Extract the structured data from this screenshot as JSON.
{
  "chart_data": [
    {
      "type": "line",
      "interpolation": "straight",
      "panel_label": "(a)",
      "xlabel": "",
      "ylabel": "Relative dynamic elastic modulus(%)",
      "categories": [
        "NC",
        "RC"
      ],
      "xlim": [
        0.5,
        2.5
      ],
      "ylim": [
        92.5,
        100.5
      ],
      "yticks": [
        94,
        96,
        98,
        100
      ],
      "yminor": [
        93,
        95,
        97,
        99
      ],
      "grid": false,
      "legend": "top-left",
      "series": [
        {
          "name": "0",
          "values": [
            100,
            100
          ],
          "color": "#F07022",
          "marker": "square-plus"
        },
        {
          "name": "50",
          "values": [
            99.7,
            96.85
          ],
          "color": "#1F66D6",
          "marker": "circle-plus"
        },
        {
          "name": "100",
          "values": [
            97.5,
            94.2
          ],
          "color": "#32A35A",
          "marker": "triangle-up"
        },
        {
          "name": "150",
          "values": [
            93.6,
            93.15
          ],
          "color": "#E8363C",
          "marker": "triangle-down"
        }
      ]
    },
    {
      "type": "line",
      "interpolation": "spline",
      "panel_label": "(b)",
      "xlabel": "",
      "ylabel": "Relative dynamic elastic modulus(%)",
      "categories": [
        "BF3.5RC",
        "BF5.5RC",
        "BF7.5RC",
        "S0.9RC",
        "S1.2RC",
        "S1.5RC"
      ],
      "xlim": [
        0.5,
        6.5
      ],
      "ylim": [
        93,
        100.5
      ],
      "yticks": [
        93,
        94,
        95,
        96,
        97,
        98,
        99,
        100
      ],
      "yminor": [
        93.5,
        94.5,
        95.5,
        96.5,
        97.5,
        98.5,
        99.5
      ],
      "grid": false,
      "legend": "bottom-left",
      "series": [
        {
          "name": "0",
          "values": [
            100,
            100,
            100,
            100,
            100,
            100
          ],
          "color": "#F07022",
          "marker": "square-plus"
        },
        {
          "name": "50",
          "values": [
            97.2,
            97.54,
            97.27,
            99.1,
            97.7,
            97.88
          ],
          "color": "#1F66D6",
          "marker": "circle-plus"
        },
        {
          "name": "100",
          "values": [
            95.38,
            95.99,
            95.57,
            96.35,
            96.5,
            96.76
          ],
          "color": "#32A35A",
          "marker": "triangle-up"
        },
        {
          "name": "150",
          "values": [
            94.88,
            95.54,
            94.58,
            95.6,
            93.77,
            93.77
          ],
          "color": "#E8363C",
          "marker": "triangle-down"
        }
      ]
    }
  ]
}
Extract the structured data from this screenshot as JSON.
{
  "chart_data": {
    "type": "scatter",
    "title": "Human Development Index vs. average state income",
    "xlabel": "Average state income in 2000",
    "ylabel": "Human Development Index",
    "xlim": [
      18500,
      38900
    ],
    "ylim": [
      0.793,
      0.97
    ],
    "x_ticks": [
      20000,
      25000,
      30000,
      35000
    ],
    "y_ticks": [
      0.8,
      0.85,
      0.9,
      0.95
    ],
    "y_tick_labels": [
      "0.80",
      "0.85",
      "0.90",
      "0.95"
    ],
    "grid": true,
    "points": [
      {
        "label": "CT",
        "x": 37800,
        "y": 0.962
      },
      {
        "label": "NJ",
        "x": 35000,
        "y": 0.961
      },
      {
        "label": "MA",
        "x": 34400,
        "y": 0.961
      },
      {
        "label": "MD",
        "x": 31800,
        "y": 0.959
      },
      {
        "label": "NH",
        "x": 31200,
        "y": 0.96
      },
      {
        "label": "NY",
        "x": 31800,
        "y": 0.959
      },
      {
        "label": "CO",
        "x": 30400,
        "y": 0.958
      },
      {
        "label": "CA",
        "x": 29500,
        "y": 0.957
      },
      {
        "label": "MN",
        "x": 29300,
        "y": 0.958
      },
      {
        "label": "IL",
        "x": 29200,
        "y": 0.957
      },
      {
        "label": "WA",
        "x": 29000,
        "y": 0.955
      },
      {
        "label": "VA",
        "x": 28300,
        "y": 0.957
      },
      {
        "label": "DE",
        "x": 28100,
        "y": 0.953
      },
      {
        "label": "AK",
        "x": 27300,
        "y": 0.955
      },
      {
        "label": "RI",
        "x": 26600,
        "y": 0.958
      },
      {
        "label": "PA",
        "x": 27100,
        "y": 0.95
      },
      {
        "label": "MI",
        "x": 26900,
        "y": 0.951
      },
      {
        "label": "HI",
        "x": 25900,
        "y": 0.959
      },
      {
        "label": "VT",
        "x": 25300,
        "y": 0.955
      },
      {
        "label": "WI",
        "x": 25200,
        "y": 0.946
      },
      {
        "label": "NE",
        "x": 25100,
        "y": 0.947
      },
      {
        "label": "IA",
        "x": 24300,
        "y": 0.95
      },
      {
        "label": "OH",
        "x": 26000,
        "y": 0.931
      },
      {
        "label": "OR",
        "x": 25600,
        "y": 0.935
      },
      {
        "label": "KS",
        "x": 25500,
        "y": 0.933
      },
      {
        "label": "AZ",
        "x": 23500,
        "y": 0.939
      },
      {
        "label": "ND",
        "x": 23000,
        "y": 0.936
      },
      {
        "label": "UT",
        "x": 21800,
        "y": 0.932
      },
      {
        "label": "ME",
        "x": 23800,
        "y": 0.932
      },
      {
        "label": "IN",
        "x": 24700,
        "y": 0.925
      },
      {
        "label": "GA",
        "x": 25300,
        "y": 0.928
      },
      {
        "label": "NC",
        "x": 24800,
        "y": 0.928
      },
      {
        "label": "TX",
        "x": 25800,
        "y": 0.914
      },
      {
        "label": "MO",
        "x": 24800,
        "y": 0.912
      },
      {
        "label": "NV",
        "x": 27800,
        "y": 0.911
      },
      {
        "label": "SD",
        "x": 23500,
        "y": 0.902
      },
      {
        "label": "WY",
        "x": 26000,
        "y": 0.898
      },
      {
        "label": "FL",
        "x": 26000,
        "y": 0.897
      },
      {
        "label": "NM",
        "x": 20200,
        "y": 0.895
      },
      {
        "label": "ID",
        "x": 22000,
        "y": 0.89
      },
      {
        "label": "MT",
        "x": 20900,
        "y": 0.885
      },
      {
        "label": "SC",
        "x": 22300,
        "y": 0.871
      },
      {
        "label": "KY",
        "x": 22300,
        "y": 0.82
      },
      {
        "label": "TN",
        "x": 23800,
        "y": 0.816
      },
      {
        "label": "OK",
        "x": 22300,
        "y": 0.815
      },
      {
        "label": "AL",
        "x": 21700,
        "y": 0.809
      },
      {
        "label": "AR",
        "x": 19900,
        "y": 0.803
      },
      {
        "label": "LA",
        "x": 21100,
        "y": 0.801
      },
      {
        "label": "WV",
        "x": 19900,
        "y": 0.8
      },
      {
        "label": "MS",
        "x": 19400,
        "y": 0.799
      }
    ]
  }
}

════════

## GIVEN REQUEST
Select all lines with the word "Development" from the entries above.

## FINISHED EXERCISE
    "title": "Human Development Index vs. average state income",
    "ylabel": "Human Development Index",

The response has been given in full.